Return every line below as is, leaving out the pictures.

• • • •

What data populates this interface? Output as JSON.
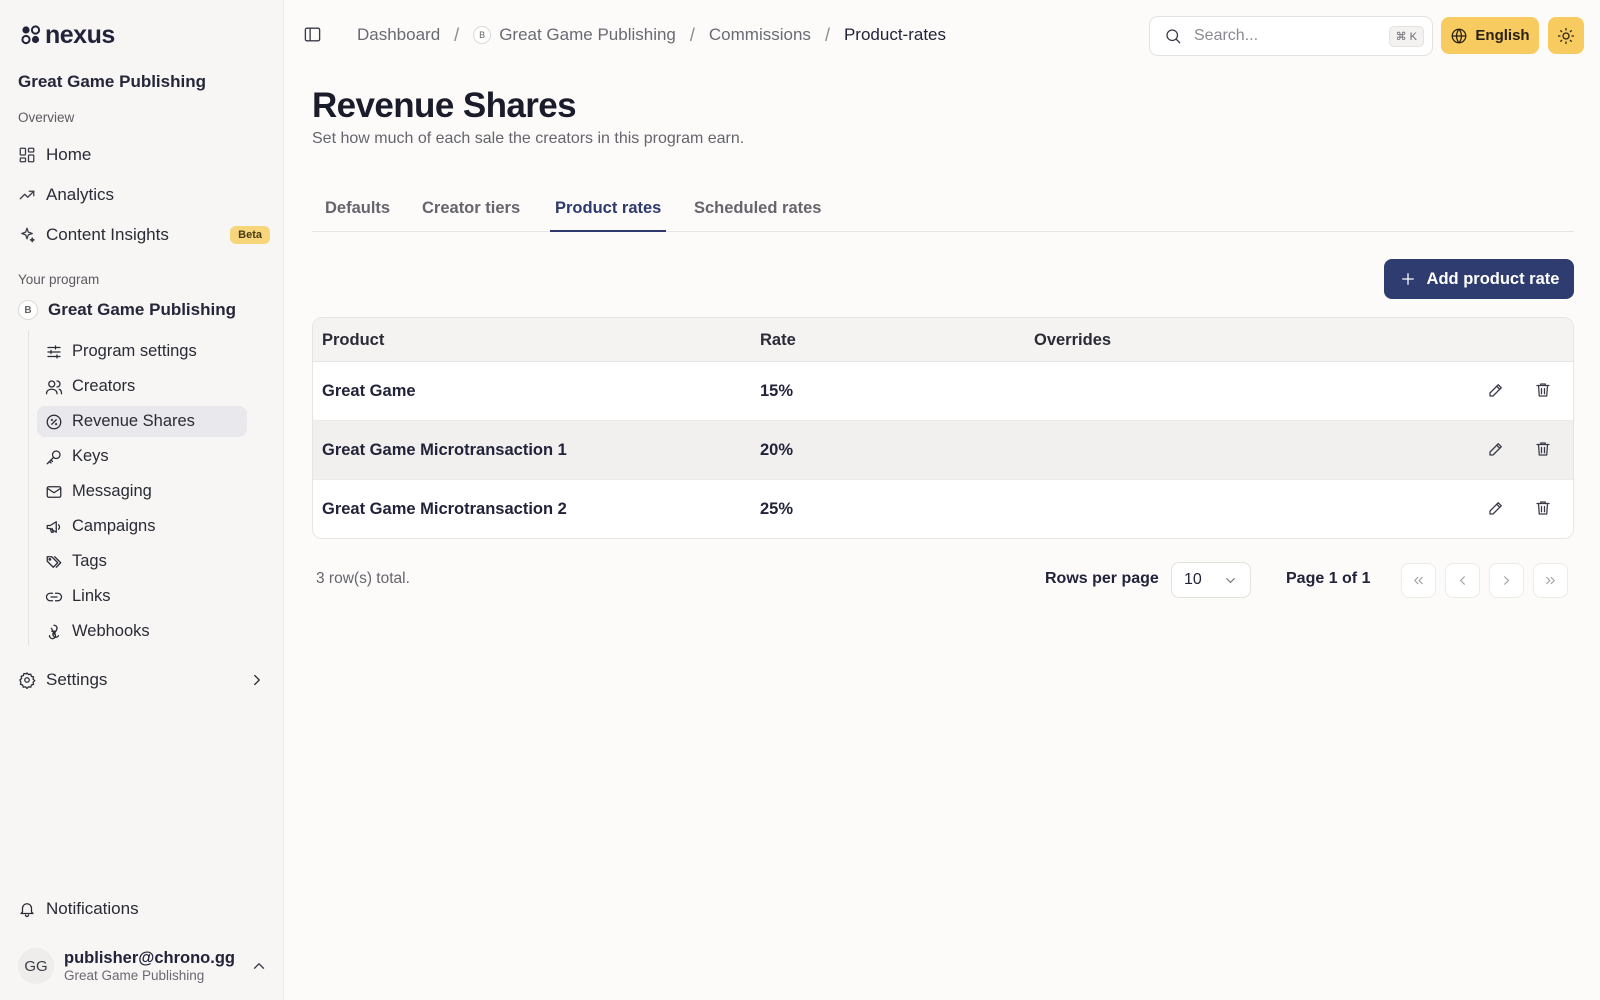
{
  "brand": {
    "name": "nexus"
  },
  "sidebar": {
    "org_name": "Great Game Publishing",
    "overview_label": "Overview",
    "overview_items": [
      {
        "label": "Home",
        "icon": "grid-icon"
      },
      {
        "label": "Analytics",
        "icon": "trending-up-icon"
      },
      {
        "label": "Content Insights",
        "icon": "sparkle-icon",
        "badge": "Beta"
      }
    ],
    "program_label": "Your program",
    "program": {
      "initial": "B",
      "name": "Great Game Publishing"
    },
    "program_items": [
      {
        "label": "Program settings",
        "icon": "sliders-icon"
      },
      {
        "label": "Creators",
        "icon": "users-icon"
      },
      {
        "label": "Revenue Shares",
        "icon": "percent-badge-icon",
        "active": true
      },
      {
        "label": "Keys",
        "icon": "key-icon"
      },
      {
        "label": "Messaging",
        "icon": "mail-icon"
      },
      {
        "label": "Campaigns",
        "icon": "megaphone-icon"
      },
      {
        "label": "Tags",
        "icon": "tags-icon"
      },
      {
        "label": "Links",
        "icon": "link-icon"
      },
      {
        "label": "Webhooks",
        "icon": "webhook-icon"
      }
    ],
    "settings_label": "Settings",
    "notifications_label": "Notifications",
    "user": {
      "initials": "GG",
      "email": "publisher@chrono.gg",
      "org": "Great Game Publishing"
    }
  },
  "header": {
    "breadcrumb": [
      {
        "label": "Dashboard"
      },
      {
        "label": "Great Game Publishing",
        "initial": "B"
      },
      {
        "label": "Commissions"
      },
      {
        "label": "Product-rates"
      }
    ],
    "search_placeholder": "Search...",
    "search_shortcut": "⌘ K",
    "language": "English"
  },
  "main": {
    "title": "Revenue Shares",
    "subtitle": "Set how much of each sale the creators in this program earn.",
    "tabs": [
      {
        "label": "Defaults"
      },
      {
        "label": "Creator tiers"
      },
      {
        "label": "Product rates",
        "active": true
      },
      {
        "label": "Scheduled rates"
      }
    ],
    "add_button_label": "Add product rate",
    "table": {
      "columns": [
        "Product",
        "Rate",
        "Overrides"
      ],
      "rows": [
        {
          "product": "Great Game",
          "rate": "15%",
          "overrides": ""
        },
        {
          "product": "Great Game Microtransaction 1",
          "rate": "20%",
          "overrides": ""
        },
        {
          "product": "Great Game Microtransaction 2",
          "rate": "25%",
          "overrides": ""
        }
      ]
    },
    "pagination": {
      "rows_total": "3 row(s) total.",
      "rows_per_page_label": "Rows per page",
      "rows_per_page_value": "10",
      "page_label": "Page 1 of 1"
    }
  },
  "colors": {
    "accent": "#2e3c6f",
    "highlight": "#f7cb5f",
    "beta_badge": "#f7d57b"
  }
}
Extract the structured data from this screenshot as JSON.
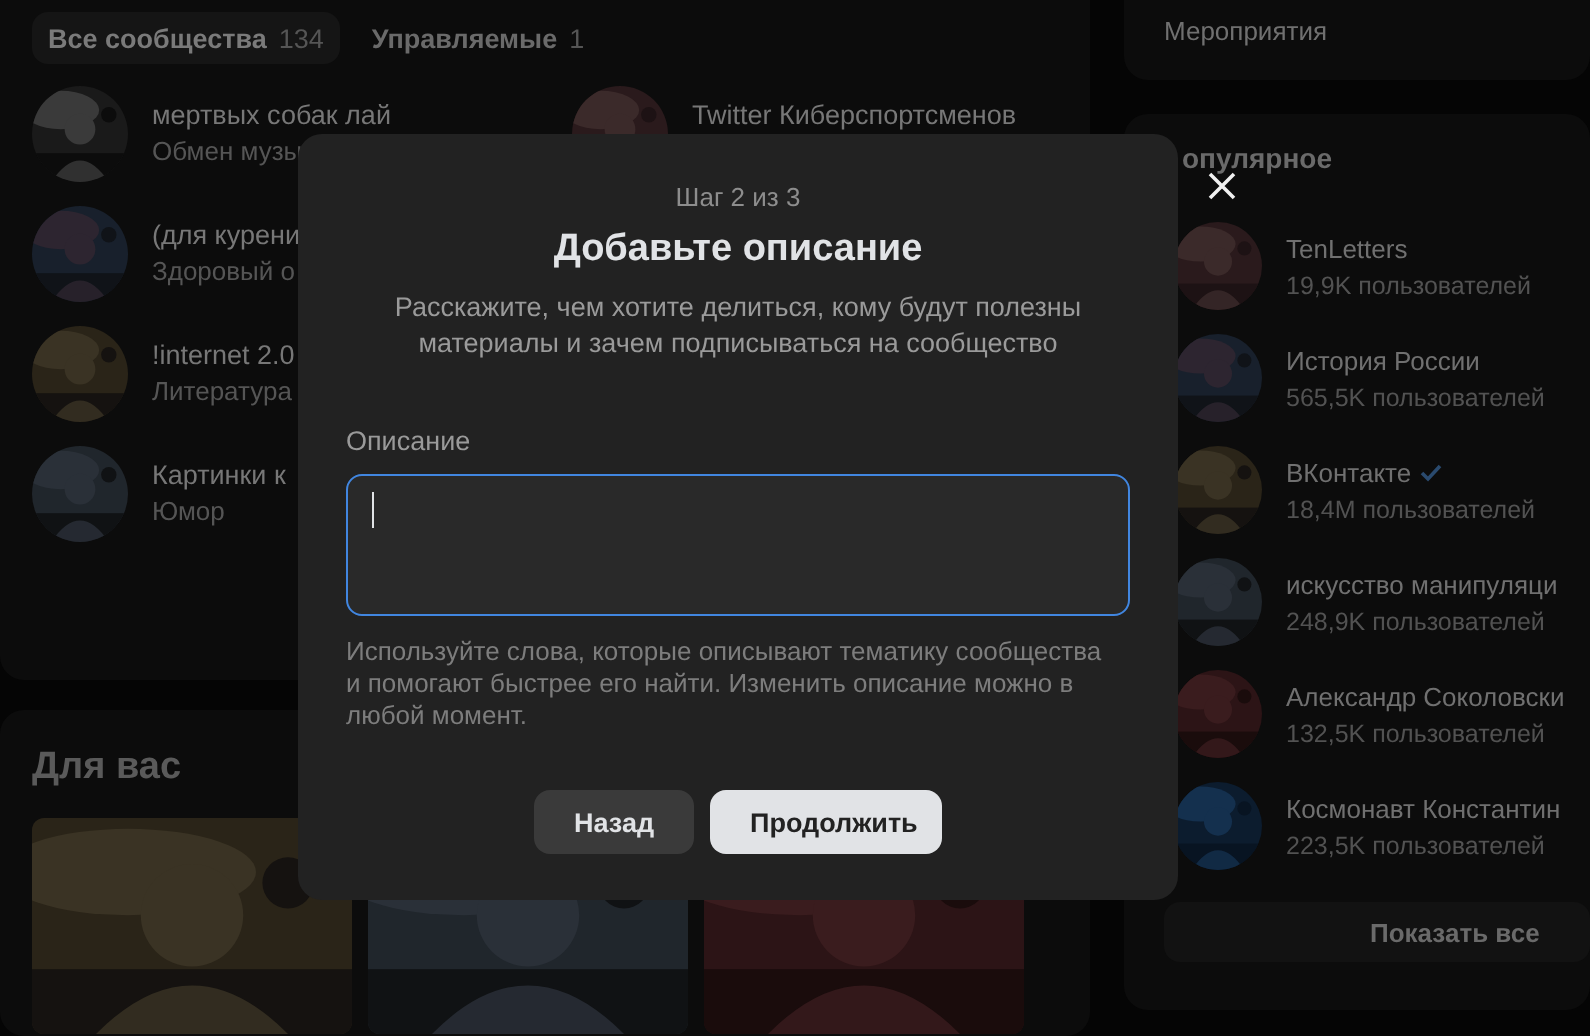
{
  "background": {
    "tabs": [
      {
        "label": "Все сообщества",
        "count": "134",
        "selected": true
      },
      {
        "label": "Управляемые",
        "count": "1",
        "selected": false
      }
    ],
    "communities": [
      {
        "name": "мертвых собак лай",
        "subtitle": "Обмен музы"
      },
      {
        "name": "Twitter Киберспортсменов"
      },
      {
        "name": "(для курени",
        "subtitle": "Здоровый о"
      },
      {
        "name": "!internet 2.0",
        "subtitle": "Литература"
      },
      {
        "name": "Картинки к",
        "subtitle": "Юмор"
      }
    ],
    "for_you": {
      "title": "Для вас"
    },
    "events": {
      "label": "Мероприятия"
    },
    "popular": {
      "title": "опулярное",
      "items": [
        {
          "name": "TenLetters",
          "members": "19,9K пользователей",
          "verified": false
        },
        {
          "name": "История России",
          "members": "565,5K пользователей",
          "verified": false
        },
        {
          "name": "ВКонтакте",
          "members": "18,4M пользователей",
          "verified": true
        },
        {
          "name": "искусство манипуляци",
          "members": "248,9K пользователей",
          "verified": false
        },
        {
          "name": "Александр Соколовски",
          "members": "132,5K пользователей",
          "verified": false
        },
        {
          "name": "Космонавт Константин",
          "members": "223,5K пользователей",
          "verified": false
        }
      ],
      "show_all": "Показать все"
    }
  },
  "dialog": {
    "step": "Шаг 2 из 3",
    "title": "Добавьте описание",
    "description": "Расскажите, чем хотите делиться, кому будут полезны материалы и зачем подписываться на сообщество",
    "field_label": "Описание",
    "field_focused": true,
    "hint": "Используйте слова, которые описывают тематику сообщества и помогают быстрее его найти. Изменить описание можно в любой момент.",
    "buttons": [
      {
        "label": "Назад",
        "kind": "secondary"
      },
      {
        "label": "Продолжить",
        "kind": "primary"
      }
    ]
  }
}
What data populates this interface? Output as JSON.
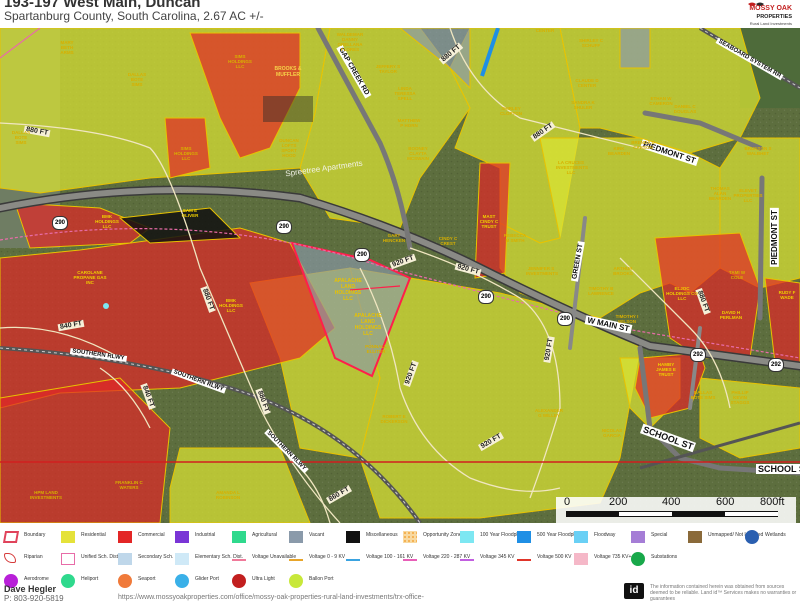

• • • •

> _Result for this exercise_:
What data populates this interface? Output as JSON.
{
  "brand": {
    "name": "nexus"
  },
  "sidebar": {
    "org_name": "Great Game Publishing",
    "overview_label": "Overview",
    "overview_items": [
      {
        "label": "Home",
        "icon": "grid-icon"
      },
      {
        "label": "Analytics",
        "icon": "trending-up-icon"
      },
      {
        "label": "Content Insights",
        "icon": "sparkle-icon",
        "badge": "Beta"
      }
    ],
    "program_label": "Your program",
    "program": {
      "initial": "B",
      "name": "Great Game Publishing"
    },
    "program_items": [
      {
        "label": "Program settings",
        "icon": "sliders-icon"
      },
      {
        "label": "Creators",
        "icon": "users-icon"
      },
      {
        "label": "Revenue Shares",
        "icon": "percent-badge-icon",
        "active": true
      },
      {
        "label": "Keys",
        "icon": "key-icon"
      },
      {
        "label": "Messaging",
        "icon": "mail-icon"
      },
      {
        "label": "Campaigns",
        "icon": "megaphone-icon"
      },
      {
        "label": "Tags",
        "icon": "tags-icon"
      },
      {
        "label": "Links",
        "icon": "link-icon"
      },
      {
        "label": "Webhooks",
        "icon": "webhook-icon"
      }
    ],
    "settings_label": "Settings",
    "notifications_label": "Notifications",
    "user": {
      "initials": "GG",
      "email": "publisher@chrono.gg",
      "org": "Great Game Publishing"
    }
  },
  "header": {
    "breadcrumb": [
      {
        "label": "Dashboard"
      },
      {
        "label": "Great Game Publishing",
        "initial": "B"
      },
      {
        "label": "Commissions"
      },
      {
        "label": "Product-rates"
      }
    ],
    "search_placeholder": "Search...",
    "search_shortcut": "⌘ K",
    "language": "English"
  },
  "main": {
    "title": "Revenue Shares",
    "subtitle": "Set how much of each sale the creators in this program earn.",
    "tabs": [
      {
        "label": "Defaults"
      },
      {
        "label": "Creator tiers"
      },
      {
        "label": "Product rates",
        "active": true
      },
      {
        "label": "Scheduled rates"
      }
    ],
    "add_button_label": "Add product rate",
    "table": {
      "columns": [
        "Product",
        "Rate",
        "Overrides"
      ],
      "rows": [
        {
          "product": "Great Game",
          "rate": "15%",
          "overrides": ""
        },
        {
          "product": "Great Game Microtransaction 1",
          "rate": "20%",
          "overrides": ""
        },
        {
          "product": "Great Game Microtransaction 2",
          "rate": "25%",
          "overrides": ""
        }
      ]
    },
    "pagination": {
      "rows_total": "3 row(s) total.",
      "rows_per_page_label": "Rows per page",
      "rows_per_page_value": "10",
      "page_label": "Page 1 of 1"
    }
  },
  "colors": {
    "accent": "#2e3c6f",
    "highlight": "#f7cb5f",
    "beta_badge": "#f7d57b"
  }
}
Extract the structured data from this screenshot as JSON.
{
  "background": {
    "tabs": [
      {
        "label": "Все сообщества",
        "count": "134",
        "selected": true
      },
      {
        "label": "Управляемые",
        "count": "1",
        "selected": false
      }
    ],
    "communities": [
      {
        "name": "мертвых собак лай",
        "subtitle": "Обмен музы"
      },
      {
        "name": "Twitter Киберспортсменов"
      },
      {
        "name": "(для курени",
        "subtitle": "Здоровый о"
      },
      {
        "name": "!internet 2.0",
        "subtitle": "Литература"
      },
      {
        "name": "Картинки к",
        "subtitle": "Юмор"
      }
    ],
    "for_you": {
      "title": "Для вас"
    },
    "events": {
      "label": "Мероприятия"
    },
    "popular": {
      "title": "опулярное",
      "items": [
        {
          "name": "TenLetters",
          "members": "19,9K пользователей",
          "verified": false
        },
        {
          "name": "История России",
          "members": "565,5K пользователей",
          "verified": false
        },
        {
          "name": "ВКонтакте",
          "members": "18,4M пользователей",
          "verified": true
        },
        {
          "name": "искусство манипуляци",
          "members": "248,9K пользователей",
          "verified": false
        },
        {
          "name": "Александр Соколовски",
          "members": "132,5K пользователей",
          "verified": false
        },
        {
          "name": "Космонавт Константин",
          "members": "223,5K пользователей",
          "verified": false
        }
      ],
      "show_all": "Показать все"
    }
  },
  "dialog": {
    "step": "Шаг 2 из 3",
    "title": "Добавьте описание",
    "description": "Расскажите, чем хотите делиться, кому будут полезны материалы и зачем подписываться на сообщество",
    "field_label": "Описание",
    "field_focused": true,
    "hint": "Используйте слова, которые описывают тематику сообщества и помогают быстрее его найти. Изменить описание можно в любой момент.",
    "buttons": [
      {
        "label": "Назад",
        "kind": "secondary"
      },
      {
        "label": "Продолжить",
        "kind": "primary"
      }
    ]
  }
}
What data populates this interface? Output as JSON.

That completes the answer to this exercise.